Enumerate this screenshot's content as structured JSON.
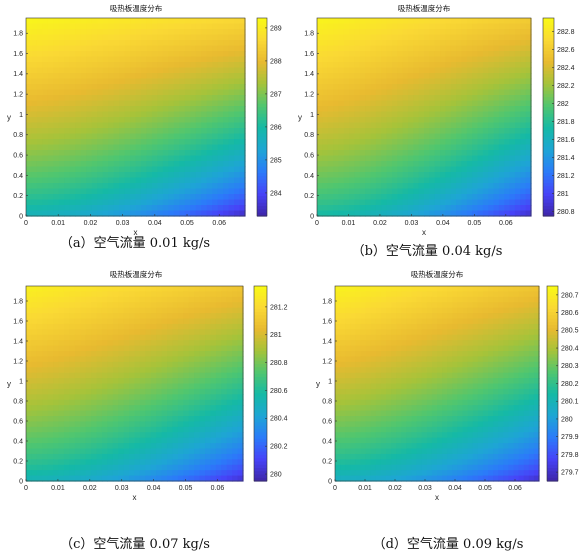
{
  "colormap": [
    "#3e26a8",
    "#4743f8",
    "#2b7bf9",
    "#1ea5d5",
    "#15b9a6",
    "#50c66f",
    "#a5c33a",
    "#e8ba30",
    "#fad934",
    "#f9fb15"
  ],
  "chart_data": [
    {
      "type": "heatmap",
      "title": "吸热板温度分布",
      "xlabel": "x",
      "ylabel": "y",
      "caption": "（a）空气流量 0.01 kg/s",
      "xlim": [
        0,
        0.068
      ],
      "ylim": [
        0,
        1.95
      ],
      "x_ticks": [
        0,
        0.01,
        0.02,
        0.03,
        0.04,
        0.05,
        0.06
      ],
      "x_tick_labels": [
        "0",
        "0.01",
        "0.02",
        "0.03",
        "0.04",
        "0.05",
        "0.06"
      ],
      "y_ticks": [
        0,
        0.2,
        0.4,
        0.6,
        0.8,
        1,
        1.2,
        1.4,
        1.6,
        1.8
      ],
      "y_tick_labels": [
        "0",
        "0.2",
        "0.4",
        "0.6",
        "0.8",
        "1",
        "1.2",
        "1.4",
        "1.6",
        "1.8"
      ],
      "clim": [
        283.3,
        289.3
      ],
      "colorbar_ticks": [
        284,
        285,
        286,
        287,
        288,
        289
      ],
      "colorbar_tick_labels": [
        "284",
        "285",
        "286",
        "287",
        "288",
        "289"
      ],
      "corner_values": {
        "top_left": 289.2,
        "top_right": 288.6,
        "bottom_left": 285.6,
        "bottom_right": 283.4
      }
    },
    {
      "type": "heatmap",
      "title": "吸热板温度分布",
      "xlabel": "x",
      "ylabel": "y",
      "caption": "（b）空气流量 0.04 kg/s",
      "xlim": [
        0,
        0.068
      ],
      "ylim": [
        0,
        1.95
      ],
      "x_ticks": [
        0,
        0.01,
        0.02,
        0.03,
        0.04,
        0.05,
        0.06
      ],
      "x_tick_labels": [
        "0",
        "0.01",
        "0.02",
        "0.03",
        "0.04",
        "0.05",
        "0.06"
      ],
      "y_ticks": [
        0,
        0.2,
        0.4,
        0.6,
        0.8,
        1,
        1.2,
        1.4,
        1.6,
        1.8
      ],
      "y_tick_labels": [
        "0",
        "0.2",
        "0.4",
        "0.6",
        "0.8",
        "1",
        "1.2",
        "1.4",
        "1.6",
        "1.8"
      ],
      "clim": [
        280.75,
        282.95
      ],
      "colorbar_ticks": [
        280.8,
        281,
        281.2,
        281.4,
        281.6,
        281.8,
        282,
        282.2,
        282.4,
        282.6,
        282.8
      ],
      "colorbar_tick_labels": [
        "280.8",
        "281",
        "281.2",
        "281.4",
        "281.6",
        "281.8",
        "282",
        "282.2",
        "282.4",
        "282.6",
        "282.8"
      ],
      "corner_values": {
        "top_left": 282.9,
        "top_right": 282.6,
        "bottom_left": 281.7,
        "bottom_right": 280.8
      }
    },
    {
      "type": "heatmap",
      "title": "吸热板温度分布",
      "xlabel": "x",
      "ylabel": "y",
      "caption": "（c）空气流量 0.07 kg/s",
      "xlim": [
        0,
        0.068
      ],
      "ylim": [
        0,
        1.95
      ],
      "x_ticks": [
        0,
        0.01,
        0.02,
        0.03,
        0.04,
        0.05,
        0.06
      ],
      "x_tick_labels": [
        "0",
        "0.01",
        "0.02",
        "0.03",
        "0.04",
        "0.05",
        "0.06"
      ],
      "y_ticks": [
        0,
        0.2,
        0.4,
        0.6,
        0.8,
        1,
        1.2,
        1.4,
        1.6,
        1.8
      ],
      "y_tick_labels": [
        "0",
        "0.2",
        "0.4",
        "0.6",
        "0.8",
        "1",
        "1.2",
        "1.4",
        "1.6",
        "1.8"
      ],
      "clim": [
        279.95,
        281.35
      ],
      "colorbar_ticks": [
        280,
        280.2,
        280.4,
        280.6,
        280.8,
        281,
        281.2
      ],
      "colorbar_tick_labels": [
        "280",
        "280.2",
        "280.4",
        "280.6",
        "280.8",
        "281",
        "281.2"
      ],
      "corner_values": {
        "top_left": 281.3,
        "top_right": 281.1,
        "bottom_left": 280.5,
        "bottom_right": 280.0
      }
    },
    {
      "type": "heatmap",
      "title": "吸热板温度分布",
      "xlabel": "x",
      "ylabel": "y",
      "caption": "（d）空气流量 0.09 kg/s",
      "xlim": [
        0,
        0.068
      ],
      "ylim": [
        0,
        1.95
      ],
      "x_ticks": [
        0,
        0.01,
        0.02,
        0.03,
        0.04,
        0.05,
        0.06
      ],
      "x_tick_labels": [
        "0",
        "0.01",
        "0.02",
        "0.03",
        "0.04",
        "0.05",
        "0.06"
      ],
      "y_ticks": [
        0,
        0.2,
        0.4,
        0.6,
        0.8,
        1,
        1.2,
        1.4,
        1.6,
        1.8
      ],
      "y_tick_labels": [
        "0",
        "0.2",
        "0.4",
        "0.6",
        "0.8",
        "1",
        "1.2",
        "1.4",
        "1.6",
        "1.8"
      ],
      "clim": [
        279.65,
        280.75
      ],
      "colorbar_ticks": [
        279.7,
        279.8,
        279.9,
        280,
        280.1,
        280.2,
        280.3,
        280.4,
        280.5,
        280.6,
        280.7
      ],
      "colorbar_tick_labels": [
        "279.7",
        "279.8",
        "279.9",
        "280",
        "280.1",
        "280.2",
        "280.3",
        "280.4",
        "280.5",
        "280.6",
        "280.7"
      ],
      "corner_values": {
        "top_left": 280.72,
        "top_right": 280.55,
        "bottom_left": 280.05,
        "bottom_right": 279.68
      }
    }
  ]
}
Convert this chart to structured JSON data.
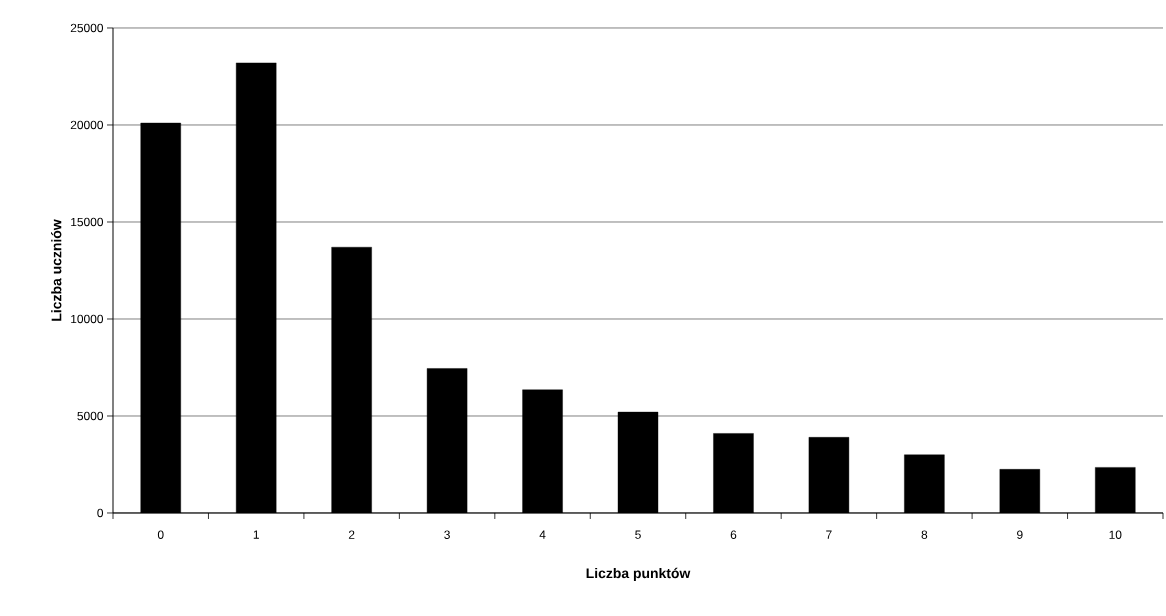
________
### WHAT IS NEEDED
Pictures are not part of the copy; output everything else in the records exactly.

### RESPONSE FOR THIS EXERCISE
Enumerate this screenshot's content as structured JSON.
{
  "colormap": [
    "#3e26a8",
    "#4743f8",
    "#2b7bf9",
    "#1ea5d5",
    "#15b9a6",
    "#50c66f",
    "#a5c33a",
    "#e8ba30",
    "#fad934",
    "#f9fb15"
  ],
  "chart_data": [
    {
      "type": "heatmap",
      "title": "吸热板温度分布",
      "xlabel": "x",
      "ylabel": "y",
      "caption": "（a）空气流量 0.01 kg/s",
      "xlim": [
        0,
        0.068
      ],
      "ylim": [
        0,
        1.95
      ],
      "x_ticks": [
        0,
        0.01,
        0.02,
        0.03,
        0.04,
        0.05,
        0.06
      ],
      "x_tick_labels": [
        "0",
        "0.01",
        "0.02",
        "0.03",
        "0.04",
        "0.05",
        "0.06"
      ],
      "y_ticks": [
        0,
        0.2,
        0.4,
        0.6,
        0.8,
        1,
        1.2,
        1.4,
        1.6,
        1.8
      ],
      "y_tick_labels": [
        "0",
        "0.2",
        "0.4",
        "0.6",
        "0.8",
        "1",
        "1.2",
        "1.4",
        "1.6",
        "1.8"
      ],
      "clim": [
        283.3,
        289.3
      ],
      "colorbar_ticks": [
        284,
        285,
        286,
        287,
        288,
        289
      ],
      "colorbar_tick_labels": [
        "284",
        "285",
        "286",
        "287",
        "288",
        "289"
      ],
      "corner_values": {
        "top_left": 289.2,
        "top_right": 288.6,
        "bottom_left": 285.6,
        "bottom_right": 283.4
      }
    },
    {
      "type": "heatmap",
      "title": "吸热板温度分布",
      "xlabel": "x",
      "ylabel": "y",
      "caption": "（b）空气流量 0.04 kg/s",
      "xlim": [
        0,
        0.068
      ],
      "ylim": [
        0,
        1.95
      ],
      "x_ticks": [
        0,
        0.01,
        0.02,
        0.03,
        0.04,
        0.05,
        0.06
      ],
      "x_tick_labels": [
        "0",
        "0.01",
        "0.02",
        "0.03",
        "0.04",
        "0.05",
        "0.06"
      ],
      "y_ticks": [
        0,
        0.2,
        0.4,
        0.6,
        0.8,
        1,
        1.2,
        1.4,
        1.6,
        1.8
      ],
      "y_tick_labels": [
        "0",
        "0.2",
        "0.4",
        "0.6",
        "0.8",
        "1",
        "1.2",
        "1.4",
        "1.6",
        "1.8"
      ],
      "clim": [
        280.75,
        282.95
      ],
      "colorbar_ticks": [
        280.8,
        281,
        281.2,
        281.4,
        281.6,
        281.8,
        282,
        282.2,
        282.4,
        282.6,
        282.8
      ],
      "colorbar_tick_labels": [
        "280.8",
        "281",
        "281.2",
        "281.4",
        "281.6",
        "281.8",
        "282",
        "282.2",
        "282.4",
        "282.6",
        "282.8"
      ],
      "corner_values": {
        "top_left": 282.9,
        "top_right": 282.6,
        "bottom_left": 281.7,
        "bottom_right": 280.8
      }
    },
    {
      "type": "heatmap",
      "title": "吸热板温度分布",
      "xlabel": "x",
      "ylabel": "y",
      "caption": "（c）空气流量 0.07 kg/s",
      "xlim": [
        0,
        0.068
      ],
      "ylim": [
        0,
        1.95
      ],
      "x_ticks": [
        0,
        0.01,
        0.02,
        0.03,
        0.04,
        0.05,
        0.06
      ],
      "x_tick_labels": [
        "0",
        "0.01",
        "0.02",
        "0.03",
        "0.04",
        "0.05",
        "0.06"
      ],
      "y_ticks": [
        0,
        0.2,
        0.4,
        0.6,
        0.8,
        1,
        1.2,
        1.4,
        1.6,
        1.8
      ],
      "y_tick_labels": [
        "0",
        "0.2",
        "0.4",
        "0.6",
        "0.8",
        "1",
        "1.2",
        "1.4",
        "1.6",
        "1.8"
      ],
      "clim": [
        279.95,
        281.35
      ],
      "colorbar_ticks": [
        280,
        280.2,
        280.4,
        280.6,
        280.8,
        281,
        281.2
      ],
      "colorbar_tick_labels": [
        "280",
        "280.2",
        "280.4",
        "280.6",
        "280.8",
        "281",
        "281.2"
      ],
      "corner_values": {
        "top_left": 281.3,
        "top_right": 281.1,
        "bottom_left": 280.5,
        "bottom_right": 280.0
      }
    },
    {
      "type": "heatmap",
      "title": "吸热板温度分布",
      "xlabel": "x",
      "ylabel": "y",
      "caption": "（d）空气流量 0.09 kg/s",
      "xlim": [
        0,
        0.068
      ],
      "ylim": [
        0,
        1.95
      ],
      "x_ticks": [
        0,
        0.01,
        0.02,
        0.03,
        0.04,
        0.05,
        0.06
      ],
      "x_tick_labels": [
        "0",
        "0.01",
        "0.02",
        "0.03",
        "0.04",
        "0.05",
        "0.06"
      ],
      "y_ticks": [
        0,
        0.2,
        0.4,
        0.6,
        0.8,
        1,
        1.2,
        1.4,
        1.6,
        1.8
      ],
      "y_tick_labels": [
        "0",
        "0.2",
        "0.4",
        "0.6",
        "0.8",
        "1",
        "1.2",
        "1.4",
        "1.6",
        "1.8"
      ],
      "clim": [
        279.65,
        280.75
      ],
      "colorbar_ticks": [
        279.7,
        279.8,
        279.9,
        280,
        280.1,
        280.2,
        280.3,
        280.4,
        280.5,
        280.6,
        280.7
      ],
      "colorbar_tick_labels": [
        "279.7",
        "279.8",
        "279.9",
        "280",
        "280.1",
        "280.2",
        "280.3",
        "280.4",
        "280.5",
        "280.6",
        "280.7"
      ],
      "corner_values": {
        "top_left": 280.72,
        "top_right": 280.55,
        "bottom_left": 280.05,
        "bottom_right": 279.68
      }
    }
  ]
}
Convert this chart to structured JSON data.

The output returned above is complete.